Aim: Leave out the pictures and repeat the data exactly.

(Items listed in a dataset)
+--

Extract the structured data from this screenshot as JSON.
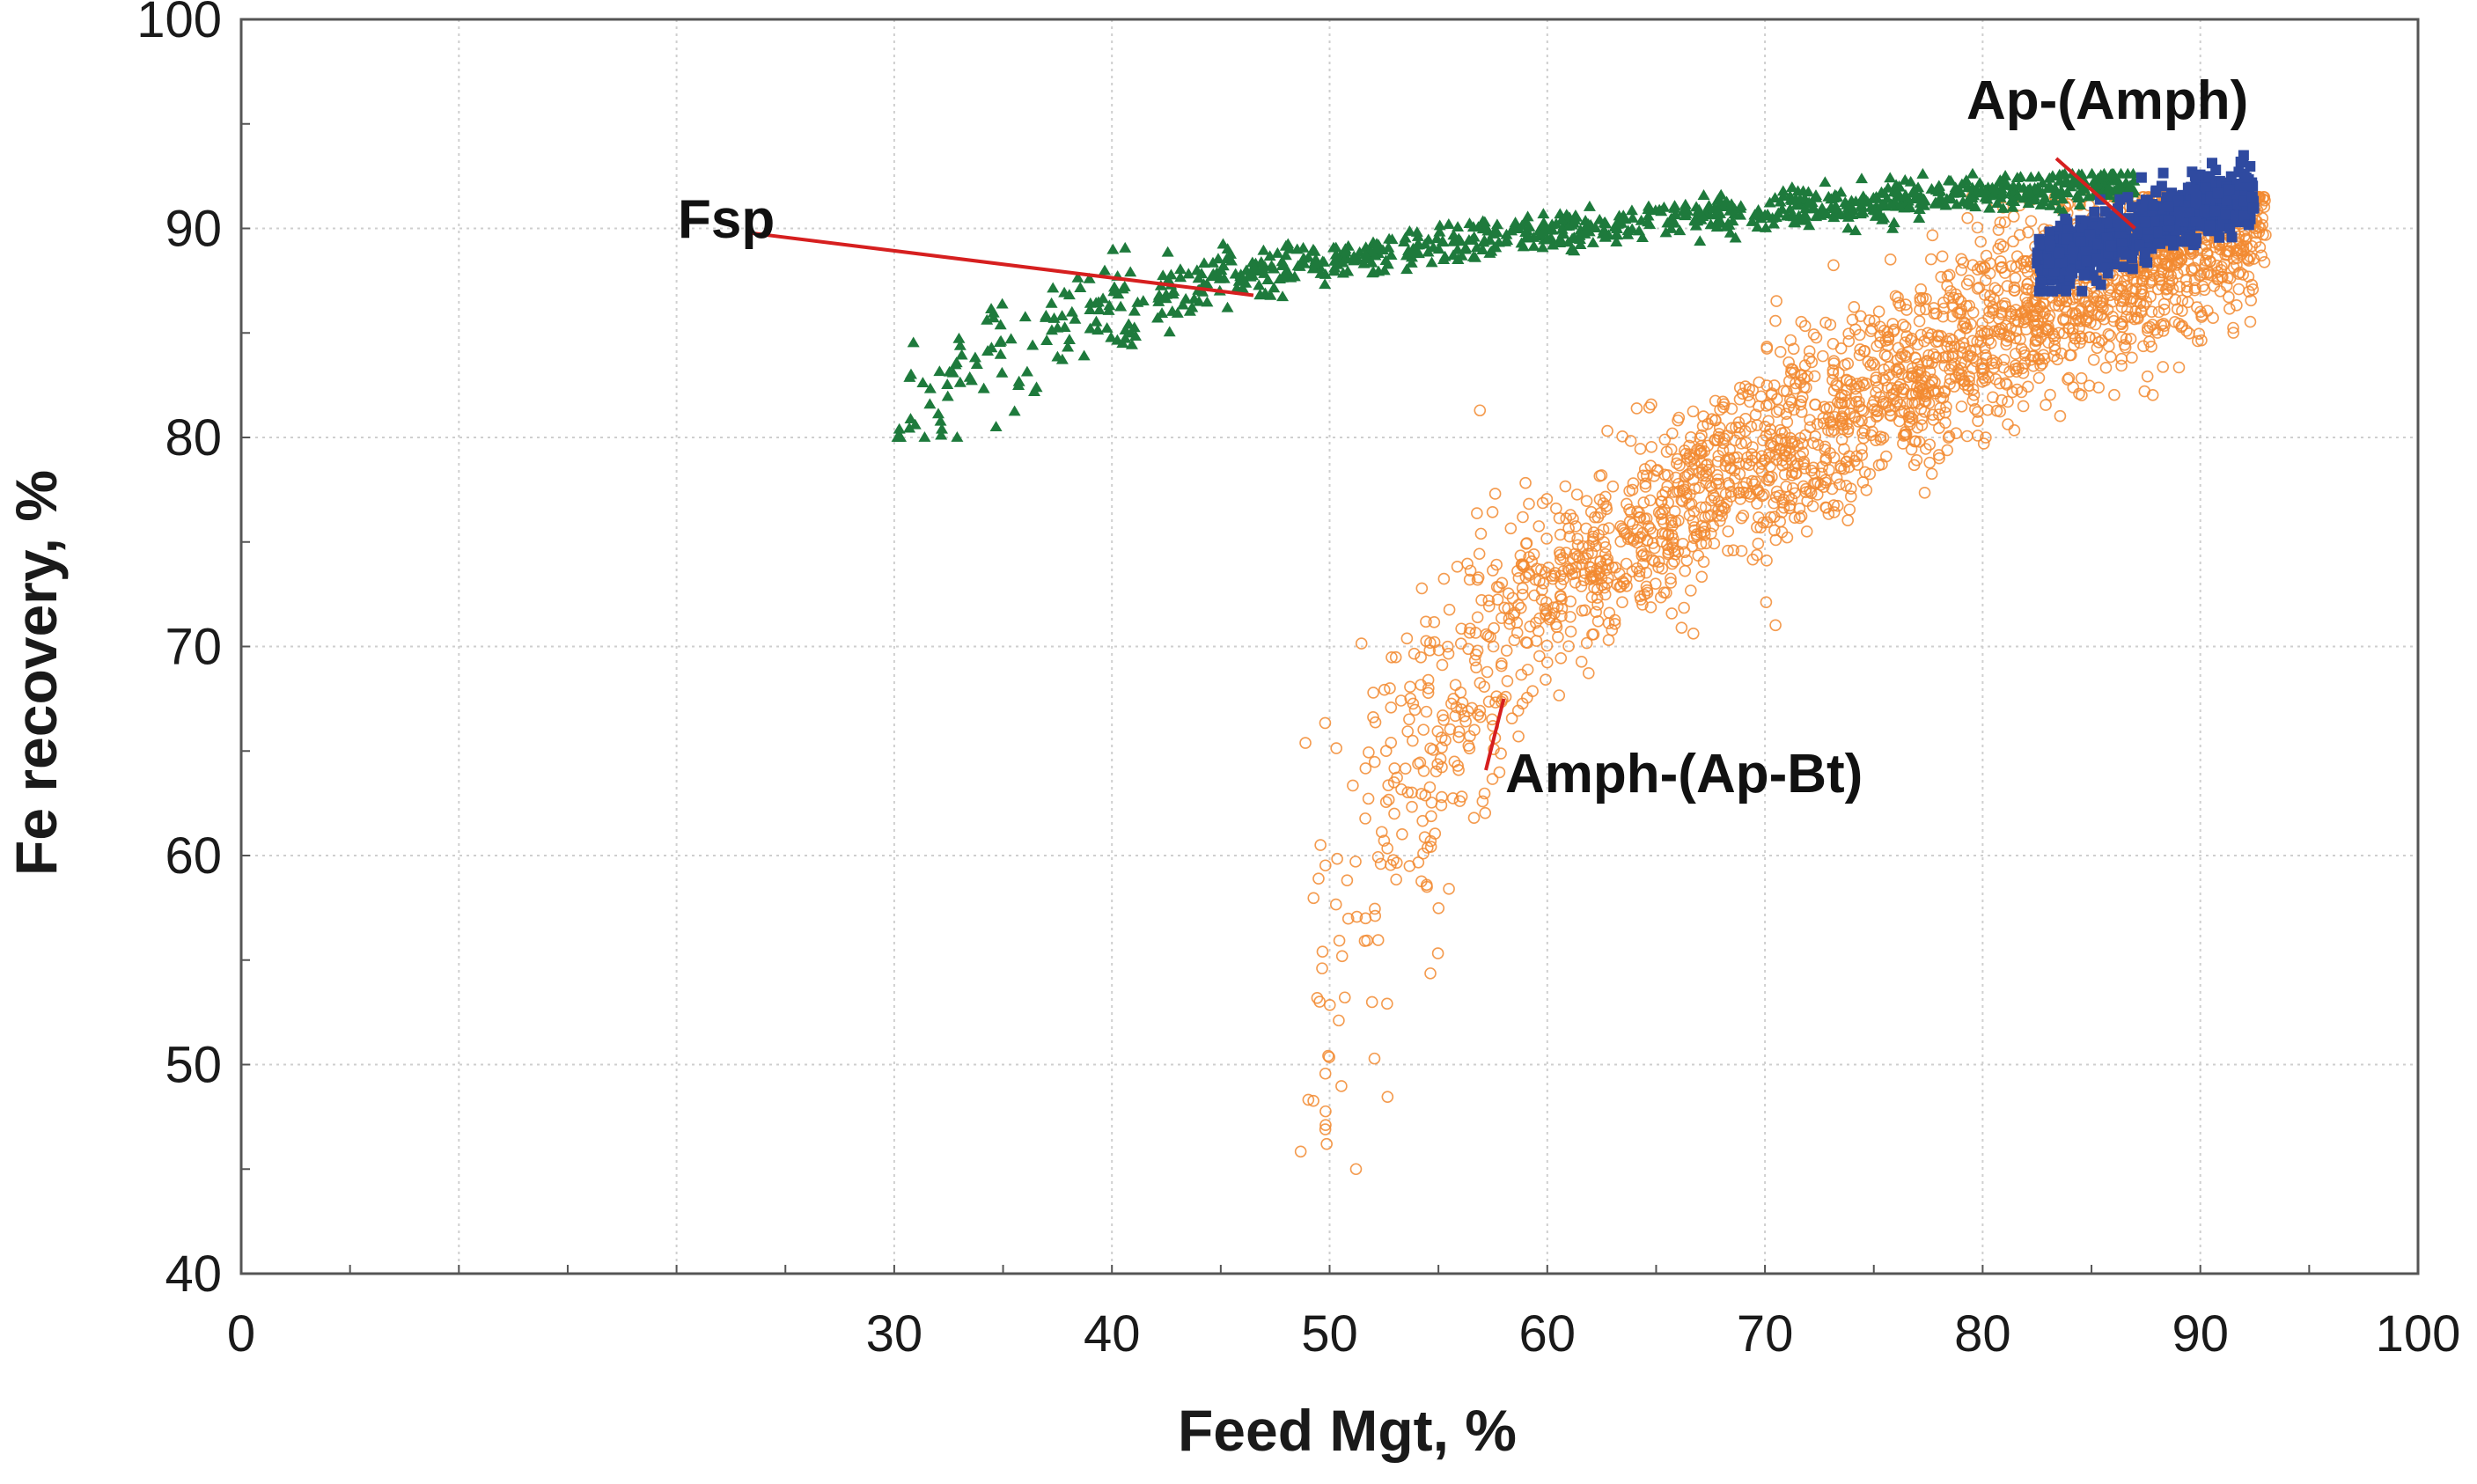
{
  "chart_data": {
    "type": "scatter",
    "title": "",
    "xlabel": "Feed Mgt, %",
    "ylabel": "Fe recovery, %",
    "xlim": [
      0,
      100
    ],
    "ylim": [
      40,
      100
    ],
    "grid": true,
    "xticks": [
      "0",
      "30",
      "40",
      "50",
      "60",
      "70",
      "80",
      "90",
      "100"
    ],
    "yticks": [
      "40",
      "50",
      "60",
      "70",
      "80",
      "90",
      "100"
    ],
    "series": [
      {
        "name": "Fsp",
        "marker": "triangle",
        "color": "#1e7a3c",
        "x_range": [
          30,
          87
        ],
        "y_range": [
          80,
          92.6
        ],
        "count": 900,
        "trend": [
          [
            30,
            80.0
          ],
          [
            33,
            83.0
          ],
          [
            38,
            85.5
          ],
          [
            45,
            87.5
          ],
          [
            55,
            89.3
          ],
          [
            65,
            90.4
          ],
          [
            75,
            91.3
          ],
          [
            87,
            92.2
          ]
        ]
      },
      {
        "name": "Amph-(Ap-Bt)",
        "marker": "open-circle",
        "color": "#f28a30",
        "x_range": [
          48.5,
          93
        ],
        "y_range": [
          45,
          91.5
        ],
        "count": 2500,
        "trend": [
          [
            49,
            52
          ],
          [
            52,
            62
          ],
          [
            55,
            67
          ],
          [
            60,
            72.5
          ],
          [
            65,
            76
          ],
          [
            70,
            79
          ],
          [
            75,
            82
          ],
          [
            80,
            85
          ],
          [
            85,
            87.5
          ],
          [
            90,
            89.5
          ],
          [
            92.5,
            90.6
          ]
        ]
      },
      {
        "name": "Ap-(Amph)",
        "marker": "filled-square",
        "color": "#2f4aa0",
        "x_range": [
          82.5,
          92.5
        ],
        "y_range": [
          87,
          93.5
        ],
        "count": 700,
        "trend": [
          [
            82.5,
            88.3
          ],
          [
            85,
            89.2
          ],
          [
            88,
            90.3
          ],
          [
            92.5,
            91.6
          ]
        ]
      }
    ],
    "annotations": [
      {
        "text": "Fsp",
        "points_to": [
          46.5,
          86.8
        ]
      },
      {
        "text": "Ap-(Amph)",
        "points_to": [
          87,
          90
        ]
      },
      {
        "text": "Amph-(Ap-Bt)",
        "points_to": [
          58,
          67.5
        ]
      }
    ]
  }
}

+--

Response below:
Extract the structured data from this screenshot as JSON.
{
  "chart_data": {
    "type": "scatter",
    "title": "",
    "xlabel": "Feed Mgt, %",
    "ylabel": "Fe recovery, %",
    "xlim": [
      0,
      100
    ],
    "ylim": [
      40,
      100
    ],
    "grid": true,
    "xticks": [
      "0",
      "30",
      "40",
      "50",
      "60",
      "70",
      "80",
      "90",
      "100"
    ],
    "yticks": [
      "40",
      "50",
      "60",
      "70",
      "80",
      "90",
      "100"
    ],
    "series": [
      {
        "name": "Fsp",
        "marker": "triangle",
        "color": "#1e7a3c",
        "x_range": [
          30,
          87
        ],
        "y_range": [
          80,
          92.6
        ],
        "count": 900,
        "trend": [
          [
            30,
            80.0
          ],
          [
            33,
            83.0
          ],
          [
            38,
            85.5
          ],
          [
            45,
            87.5
          ],
          [
            55,
            89.3
          ],
          [
            65,
            90.4
          ],
          [
            75,
            91.3
          ],
          [
            87,
            92.2
          ]
        ]
      },
      {
        "name": "Amph-(Ap-Bt)",
        "marker": "open-circle",
        "color": "#f28a30",
        "x_range": [
          48.5,
          93
        ],
        "y_range": [
          45,
          91.5
        ],
        "count": 2500,
        "trend": [
          [
            49,
            52
          ],
          [
            52,
            62
          ],
          [
            55,
            67
          ],
          [
            60,
            72.5
          ],
          [
            65,
            76
          ],
          [
            70,
            79
          ],
          [
            75,
            82
          ],
          [
            80,
            85
          ],
          [
            85,
            87.5
          ],
          [
            90,
            89.5
          ],
          [
            92.5,
            90.6
          ]
        ]
      },
      {
        "name": "Ap-(Amph)",
        "marker": "filled-square",
        "color": "#2f4aa0",
        "x_range": [
          82.5,
          92.5
        ],
        "y_range": [
          87,
          93.5
        ],
        "count": 700,
        "trend": [
          [
            82.5,
            88.3
          ],
          [
            85,
            89.2
          ],
          [
            88,
            90.3
          ],
          [
            92.5,
            91.6
          ]
        ]
      }
    ],
    "annotations": [
      {
        "text": "Fsp",
        "points_to": [
          46.5,
          86.8
        ]
      },
      {
        "text": "Ap-(Amph)",
        "points_to": [
          87,
          90
        ]
      },
      {
        "text": "Amph-(Ap-Bt)",
        "points_to": [
          58,
          67.5
        ]
      }
    ]
  }
}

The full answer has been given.